§ WHAT TO WORK ON: Retype the records below word for word and omit any image.

§ GIVEN DATA:
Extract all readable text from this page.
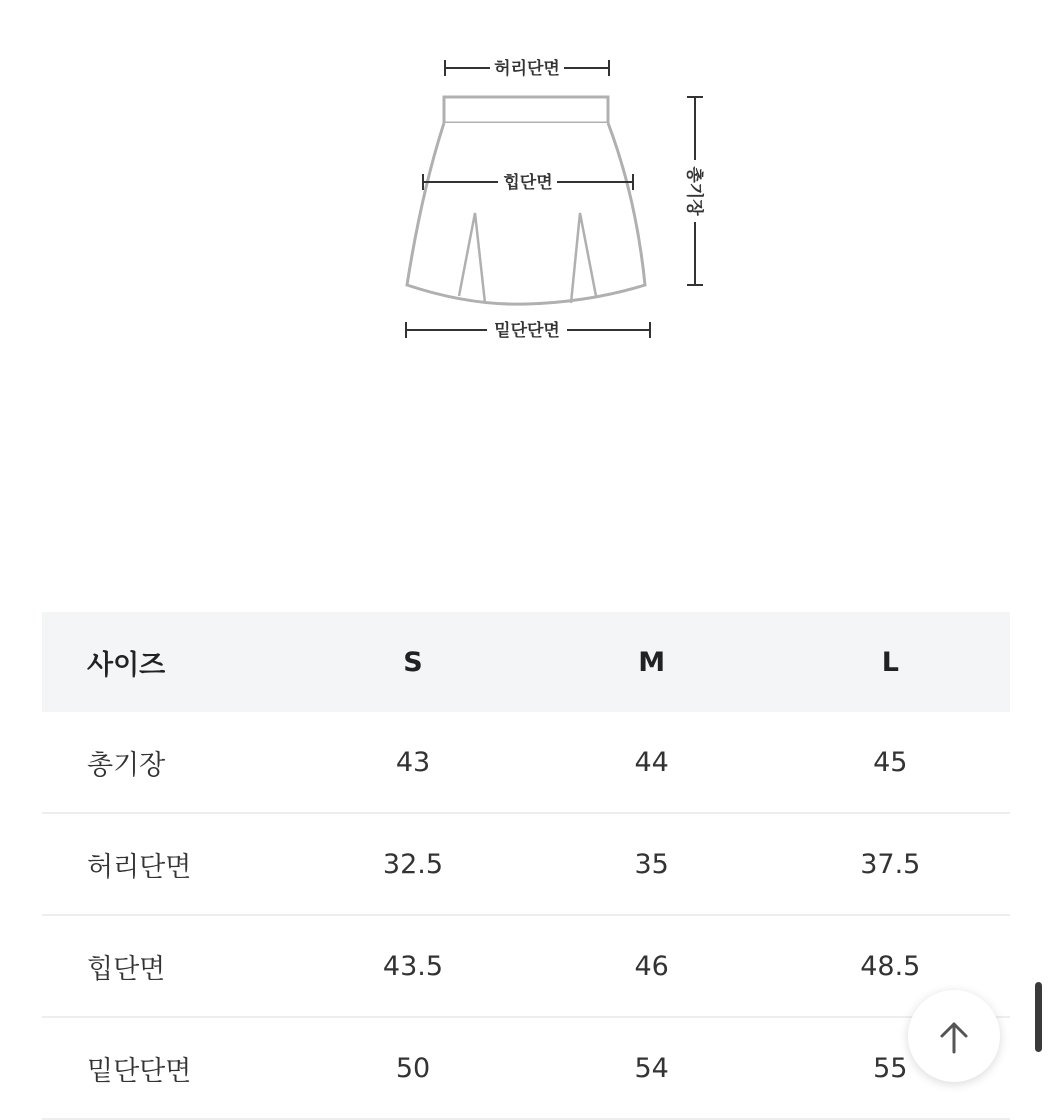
허리단면
힙단면
밑단단면
총기장
사이즈	S	M	L
총기장	43	44	45
허리단면	32.5	35	37.5
힙단면	43.5	46	48.5
밑단단면	50	54	55
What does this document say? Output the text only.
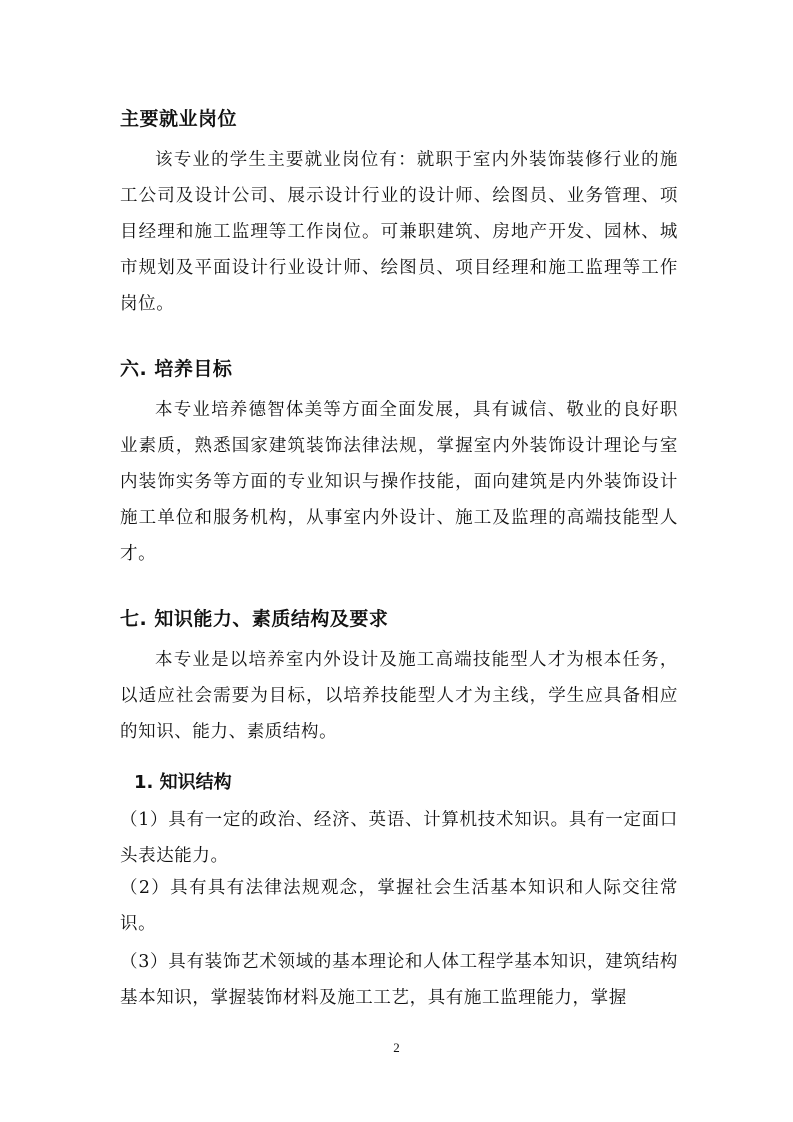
主要就业岗位

该专业的学生主要就业岗位有：就职于室内外装饰装修行业的施工公司及设计公司、展示设计行业的设计师、绘图员、业务管理、项目经理和施工监理等工作岗位。可兼职建筑、房地产开发、园林、城市规划及平面设计行业设计师、绘图员、项目经理和施工监理等工作岗位。

六. 培养目标

本专业培养德智体美等方面全面发展，具有诚信、敬业的良好职业素质，熟悉国家建筑装饰法律法规，掌握室内外装饰设计理论与室内装饰实务等方面的专业知识与操作技能，面向建筑是内外装饰设计施工单位和服务机构，从事室内外设计、施工及监理的高端技能型人才。

七. 知识能力、素质结构及要求

本专业是以培养室内外设计及施工高端技能型人才为根本任务，以适应社会需要为目标，以培养技能型人才为主线，学生应具备相应的知识、能力、素质结构。

1. 知识结构

（1）具有一定的政治、经济、英语、计算机技术知识。具有一定面口头表达能力。

（2）具有具有法律法规观念，掌握社会生活基本知识和人际交往常识。

（3）具有装饰艺术领域的基本理论和人体工程学基本知识，建筑结构基本知识，掌握装饰材料及施工工艺，具有施工监理能力，掌握

2
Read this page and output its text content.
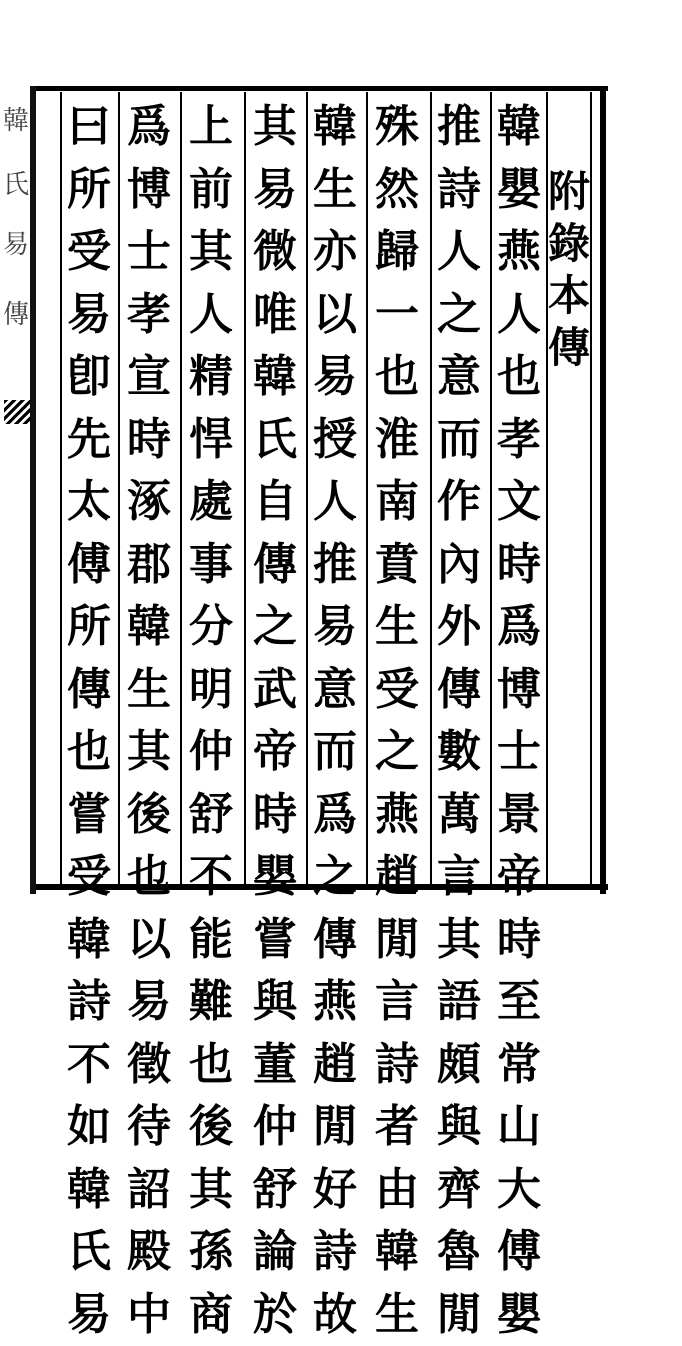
韓
氏
易
傳
附
錄
本
傳
韓
嬰
燕
人
也
孝
文
時
爲
博
士
景
帝
時
至
常
山
大
傅
嬰
推
詩
人
之
意
而
作
內
外
傳
數
萬
言
其
語
頗
與
齊
魯
閒
殊
然
歸
一
也
淮
南
賁
生
受
之
燕
趙
閒
言
詩
者
由
韓
生
韓
生
亦
以
易
授
人
推
易
意
而
爲
之
傳
燕
趙
閒
好
詩
故
其
易
微
唯
韓
氏
自
傳
之
武
帝
時
嬰
嘗
與
董
仲
舒
論
於
上
前
其
人
精
悍
處
事
分
明
仲
舒
不
能
難
也
後
其
孫
商
爲
博
士
孝
宣
時
涿
郡
韓
生
其
後
也
以
易
徵
待
詔
殿
中
曰
所
受
易
卽
先
太
傅
所
傳
也
嘗
受
韓
詩
不
如
韓
氏
易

§ OUTPUT OF THE EXERCISE:
Extract all readable text from this page.
허리단면
힙단면
밑단단면
총기장
사이즈	S	M	L
총기장	43	44	45
허리단면	32.5	35	37.5
힙단면	43.5	46	48.5
밑단단면	50	54	55
What does this document say? Output the text only.
主要就业岗位

该专业的学生主要就业岗位有：就职于室内外装饰装修行业的施工公司及设计公司、展示设计行业的设计师、绘图员、业务管理、项目经理和施工监理等工作岗位。可兼职建筑、房地产开发、园林、城市规划及平面设计行业设计师、绘图员、项目经理和施工监理等工作岗位。

六. 培养目标

本专业培养德智体美等方面全面发展，具有诚信、敬业的良好职业素质，熟悉国家建筑装饰法律法规，掌握室内外装饰设计理论与室内装饰实务等方面的专业知识与操作技能，面向建筑是内外装饰设计施工单位和服务机构，从事室内外设计、施工及监理的高端技能型人才。

七. 知识能力、素质结构及要求

本专业是以培养室内外设计及施工高端技能型人才为根本任务，以适应社会需要为目标，以培养技能型人才为主线，学生应具备相应的知识、能力、素质结构。

1. 知识结构

（1）具有一定的政治、经济、英语、计算机技术知识。具有一定面口头表达能力。

（2）具有具有法律法规观念，掌握社会生活基本知识和人际交往常识。

（3）具有装饰艺术领域的基本理论和人体工程学基本知识，建筑结构基本知识，掌握装饰材料及施工工艺，具有施工监理能力，掌握

2
Read this page and output its text content.
韓
氏
易
傳
附
錄
本
傳
韓
嬰
燕
人
也
孝
文
時
爲
博
士
景
帝
時
至
常
山
大
傅
嬰
推
詩
人
之
意
而
作
內
外
傳
數
萬
言
其
語
頗
與
齊
魯
閒
殊
然
歸
一
也
淮
南
賁
生
受
之
燕
趙
閒
言
詩
者
由
韓
生
韓
生
亦
以
易
授
人
推
易
意
而
爲
之
傳
燕
趙
閒
好
詩
故
其
易
微
唯
韓
氏
自
傳
之
武
帝
時
嬰
嘗
與
董
仲
舒
論
於
上
前
其
人
精
悍
處
事
分
明
仲
舒
不
能
難
也
後
其
孫
商
爲
博
士
孝
宣
時
涿
郡
韓
生
其
後
也
以
易
徵
待
詔
殿
中
曰
所
受
易
卽
先
太
傅
所
傳
也
嘗
受
韓
詩
不
如
韓
氏
易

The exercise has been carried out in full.